→ EXERCISE
With the pictures omitted, write out the entries that follow exactly as they stand.

Dataset items
------------

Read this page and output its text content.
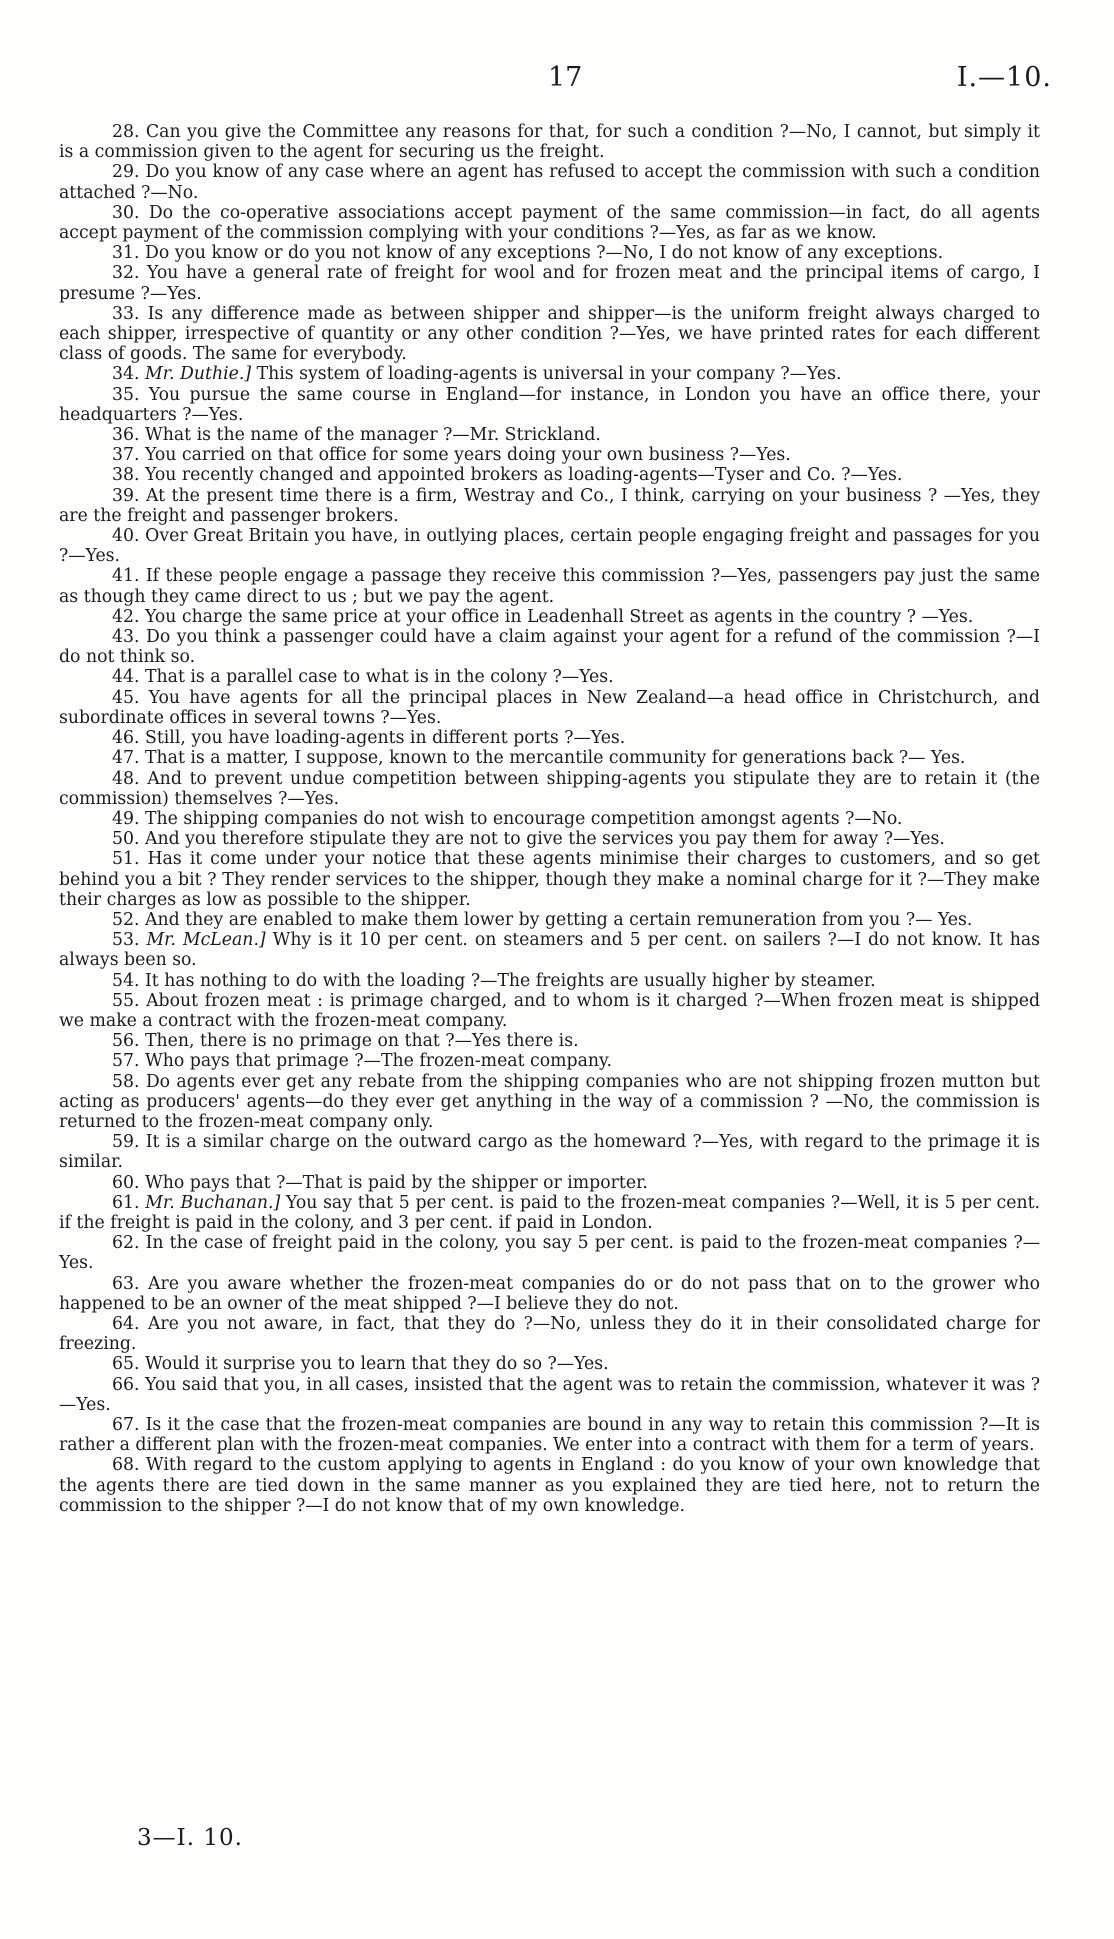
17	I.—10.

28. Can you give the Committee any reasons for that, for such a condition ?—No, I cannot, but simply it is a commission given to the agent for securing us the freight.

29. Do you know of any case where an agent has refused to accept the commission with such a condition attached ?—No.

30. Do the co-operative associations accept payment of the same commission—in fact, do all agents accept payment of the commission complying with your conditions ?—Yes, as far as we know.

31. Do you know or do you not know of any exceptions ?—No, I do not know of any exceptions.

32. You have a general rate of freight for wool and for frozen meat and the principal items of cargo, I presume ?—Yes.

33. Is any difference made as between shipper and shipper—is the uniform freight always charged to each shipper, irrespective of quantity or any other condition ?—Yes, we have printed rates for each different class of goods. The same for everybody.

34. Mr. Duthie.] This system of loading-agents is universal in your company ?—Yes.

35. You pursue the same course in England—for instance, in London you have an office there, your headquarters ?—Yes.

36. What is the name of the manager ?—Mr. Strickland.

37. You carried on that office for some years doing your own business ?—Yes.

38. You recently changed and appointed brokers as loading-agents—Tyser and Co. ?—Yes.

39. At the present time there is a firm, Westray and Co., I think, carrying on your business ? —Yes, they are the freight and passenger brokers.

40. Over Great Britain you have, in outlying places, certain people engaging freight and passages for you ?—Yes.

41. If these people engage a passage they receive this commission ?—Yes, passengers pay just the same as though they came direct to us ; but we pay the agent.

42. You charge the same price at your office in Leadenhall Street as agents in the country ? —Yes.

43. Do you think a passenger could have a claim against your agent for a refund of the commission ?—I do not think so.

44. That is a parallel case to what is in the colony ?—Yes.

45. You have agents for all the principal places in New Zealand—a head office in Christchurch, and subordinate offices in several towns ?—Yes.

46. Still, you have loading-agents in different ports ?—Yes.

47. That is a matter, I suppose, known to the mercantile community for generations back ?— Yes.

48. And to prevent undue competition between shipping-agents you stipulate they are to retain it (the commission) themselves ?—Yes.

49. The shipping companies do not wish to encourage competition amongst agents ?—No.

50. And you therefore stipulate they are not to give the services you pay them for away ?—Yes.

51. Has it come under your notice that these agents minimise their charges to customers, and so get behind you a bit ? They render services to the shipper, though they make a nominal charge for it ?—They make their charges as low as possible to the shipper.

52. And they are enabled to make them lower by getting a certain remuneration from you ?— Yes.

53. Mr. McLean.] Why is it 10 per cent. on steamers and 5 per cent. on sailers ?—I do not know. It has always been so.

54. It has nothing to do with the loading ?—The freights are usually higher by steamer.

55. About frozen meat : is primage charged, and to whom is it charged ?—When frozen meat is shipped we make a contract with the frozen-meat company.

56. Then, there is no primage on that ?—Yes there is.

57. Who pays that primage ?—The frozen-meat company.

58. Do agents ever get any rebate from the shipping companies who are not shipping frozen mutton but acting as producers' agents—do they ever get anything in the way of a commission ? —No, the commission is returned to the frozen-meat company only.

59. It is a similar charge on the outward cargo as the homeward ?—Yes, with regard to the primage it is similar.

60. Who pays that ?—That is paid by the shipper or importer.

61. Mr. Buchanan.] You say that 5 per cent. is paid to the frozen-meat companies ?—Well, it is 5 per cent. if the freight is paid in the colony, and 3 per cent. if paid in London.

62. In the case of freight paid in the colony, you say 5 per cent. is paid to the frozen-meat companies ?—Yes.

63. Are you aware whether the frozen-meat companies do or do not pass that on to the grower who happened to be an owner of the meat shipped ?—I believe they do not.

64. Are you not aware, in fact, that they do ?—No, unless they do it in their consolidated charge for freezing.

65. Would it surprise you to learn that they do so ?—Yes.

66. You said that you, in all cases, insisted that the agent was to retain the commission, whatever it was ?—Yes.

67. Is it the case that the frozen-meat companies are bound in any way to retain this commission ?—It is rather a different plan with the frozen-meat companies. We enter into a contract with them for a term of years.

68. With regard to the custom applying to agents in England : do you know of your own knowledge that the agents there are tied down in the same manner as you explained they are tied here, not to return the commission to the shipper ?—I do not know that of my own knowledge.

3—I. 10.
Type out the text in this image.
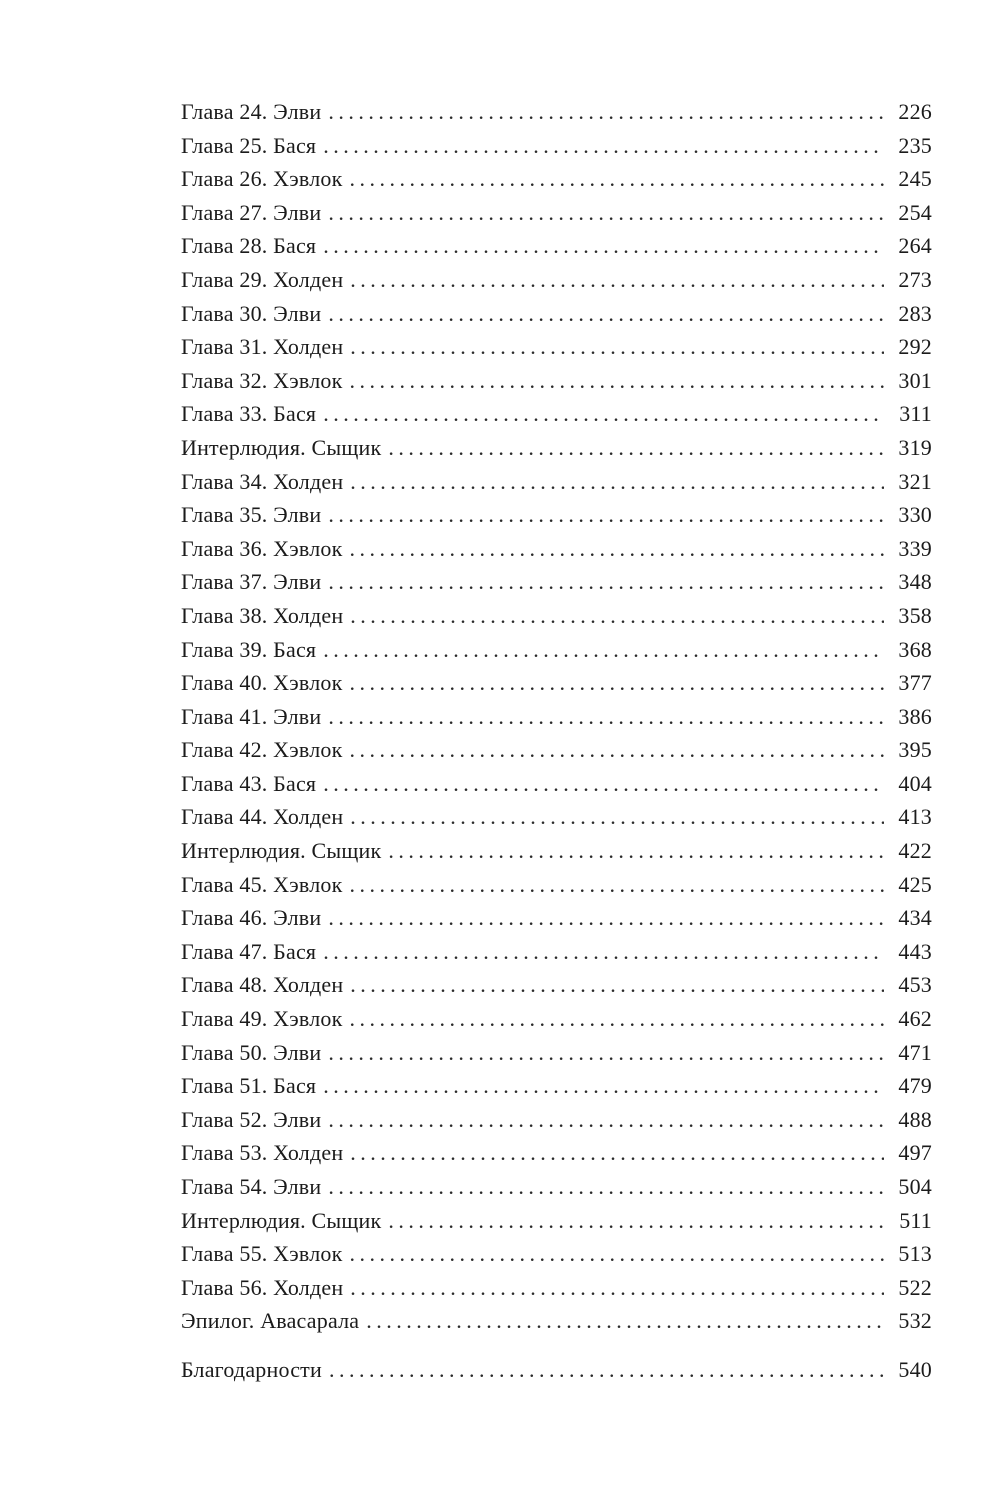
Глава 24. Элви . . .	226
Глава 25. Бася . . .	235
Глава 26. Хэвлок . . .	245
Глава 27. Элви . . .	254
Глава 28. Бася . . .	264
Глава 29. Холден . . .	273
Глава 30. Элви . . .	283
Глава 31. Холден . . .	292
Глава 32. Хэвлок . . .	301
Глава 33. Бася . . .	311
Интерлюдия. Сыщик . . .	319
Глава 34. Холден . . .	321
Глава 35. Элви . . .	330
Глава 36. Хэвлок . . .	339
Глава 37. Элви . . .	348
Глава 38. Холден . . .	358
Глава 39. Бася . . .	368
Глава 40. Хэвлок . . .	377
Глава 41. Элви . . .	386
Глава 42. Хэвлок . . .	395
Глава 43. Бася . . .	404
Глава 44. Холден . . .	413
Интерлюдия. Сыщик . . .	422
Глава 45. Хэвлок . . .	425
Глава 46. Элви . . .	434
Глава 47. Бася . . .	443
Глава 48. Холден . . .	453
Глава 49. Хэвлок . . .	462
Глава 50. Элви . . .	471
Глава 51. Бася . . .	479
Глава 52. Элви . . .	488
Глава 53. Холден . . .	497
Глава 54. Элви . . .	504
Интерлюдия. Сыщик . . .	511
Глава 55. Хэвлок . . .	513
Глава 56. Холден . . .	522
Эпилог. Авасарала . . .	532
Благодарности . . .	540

------------

→ WRITTEN RESPONSE
Read this page and output its text content.
17	I.—10.

28. Can you give the Committee any reasons for that, for such a condition ?—No, I cannot, but simply it is a commission given to the agent for securing us the freight.

29. Do you know of any case where an agent has refused to accept the commission with such a condition attached ?—No.

30. Do the co-operative associations accept payment of the same commission—in fact, do all agents accept payment of the commission complying with your conditions ?—Yes, as far as we know.

31. Do you know or do you not know of any exceptions ?—No, I do not know of any exceptions.

32. You have a general rate of freight for wool and for frozen meat and the principal items of cargo, I presume ?—Yes.

33. Is any difference made as between shipper and shipper—is the uniform freight always charged to each shipper, irrespective of quantity or any other condition ?—Yes, we have printed rates for each different class of goods. The same for everybody.

34. Mr. Duthie.] This system of loading-agents is universal in your company ?—Yes.

35. You pursue the same course in England—for instance, in London you have an office there, your headquarters ?—Yes.

36. What is the name of the manager ?—Mr. Strickland.

37. You carried on that office for some years doing your own business ?—Yes.

38. You recently changed and appointed brokers as loading-agents—Tyser and Co. ?—Yes.

39. At the present time there is a firm, Westray and Co., I think, carrying on your business ? —Yes, they are the freight and passenger brokers.

40. Over Great Britain you have, in outlying places, certain people engaging freight and passages for you ?—Yes.

41. If these people engage a passage they receive this commission ?—Yes, passengers pay just the same as though they came direct to us ; but we pay the agent.

42. You charge the same price at your office in Leadenhall Street as agents in the country ? —Yes.

43. Do you think a passenger could have a claim against your agent for a refund of the commission ?—I do not think so.

44. That is a parallel case to what is in the colony ?—Yes.

45. You have agents for all the principal places in New Zealand—a head office in Christchurch, and subordinate offices in several towns ?—Yes.

46. Still, you have loading-agents in different ports ?—Yes.

47. That is a matter, I suppose, known to the mercantile community for generations back ?— Yes.

48. And to prevent undue competition between shipping-agents you stipulate they are to retain it (the commission) themselves ?—Yes.

49. The shipping companies do not wish to encourage competition amongst agents ?—No.

50. And you therefore stipulate they are not to give the services you pay them for away ?—Yes.

51. Has it come under your notice that these agents minimise their charges to customers, and so get behind you a bit ? They render services to the shipper, though they make a nominal charge for it ?—They make their charges as low as possible to the shipper.

52. And they are enabled to make them lower by getting a certain remuneration from you ?— Yes.

53. Mr. McLean.] Why is it 10 per cent. on steamers and 5 per cent. on sailers ?—I do not know. It has always been so.

54. It has nothing to do with the loading ?—The freights are usually higher by steamer.

55. About frozen meat : is primage charged, and to whom is it charged ?—When frozen meat is shipped we make a contract with the frozen-meat company.

56. Then, there is no primage on that ?—Yes there is.

57. Who pays that primage ?—The frozen-meat company.

58. Do agents ever get any rebate from the shipping companies who are not shipping frozen mutton but acting as producers' agents—do they ever get anything in the way of a commission ? —No, the commission is returned to the frozen-meat company only.

59. It is a similar charge on the outward cargo as the homeward ?—Yes, with regard to the primage it is similar.

60. Who pays that ?—That is paid by the shipper or importer.

61. Mr. Buchanan.] You say that 5 per cent. is paid to the frozen-meat companies ?—Well, it is 5 per cent. if the freight is paid in the colony, and 3 per cent. if paid in London.

62. In the case of freight paid in the colony, you say 5 per cent. is paid to the frozen-meat companies ?—Yes.

63. Are you aware whether the frozen-meat companies do or do not pass that on to the grower who happened to be an owner of the meat shipped ?—I believe they do not.

64. Are you not aware, in fact, that they do ?—No, unless they do it in their consolidated charge for freezing.

65. Would it surprise you to learn that they do so ?—Yes.

66. You said that you, in all cases, insisted that the agent was to retain the commission, whatever it was ?—Yes.

67. Is it the case that the frozen-meat companies are bound in any way to retain this commission ?—It is rather a different plan with the frozen-meat companies. We enter into a contract with them for a term of years.

68. With regard to the custom applying to agents in England : do you know of your own knowledge that the agents there are tied down in the same manner as you explained they are tied here, not to return the commission to the shipper ?—I do not know that of my own knowledge.

3—I. 10.
Type out the text in this image.
Глава 24. Элви . . .	226
Глава 25. Бася . . .	235
Глава 26. Хэвлок . . .	245
Глава 27. Элви . . .	254
Глава 28. Бася . . .	264
Глава 29. Холден . . .	273
Глава 30. Элви . . .	283
Глава 31. Холден . . .	292
Глава 32. Хэвлок . . .	301
Глава 33. Бася . . .	311
Интерлюдия. Сыщик . . .	319
Глава 34. Холден . . .	321
Глава 35. Элви . . .	330
Глава 36. Хэвлок . . .	339
Глава 37. Элви . . .	348
Глава 38. Холден . . .	358
Глава 39. Бася . . .	368
Глава 40. Хэвлок . . .	377
Глава 41. Элви . . .	386
Глава 42. Хэвлок . . .	395
Глава 43. Бася . . .	404
Глава 44. Холден . . .	413
Интерлюдия. Сыщик . . .	422
Глава 45. Хэвлок . . .	425
Глава 46. Элви . . .	434
Глава 47. Бася . . .	443
Глава 48. Холден . . .	453
Глава 49. Хэвлок . . .	462
Глава 50. Элви . . .	471
Глава 51. Бася . . .	479
Глава 52. Элви . . .	488
Глава 53. Холден . . .	497
Глава 54. Элви . . .	504
Интерлюдия. Сыщик . . .	511
Глава 55. Хэвлок . . .	513
Глава 56. Холден . . .	522
Эпилог. Авасарала . . .	532
Благодарности . . .	540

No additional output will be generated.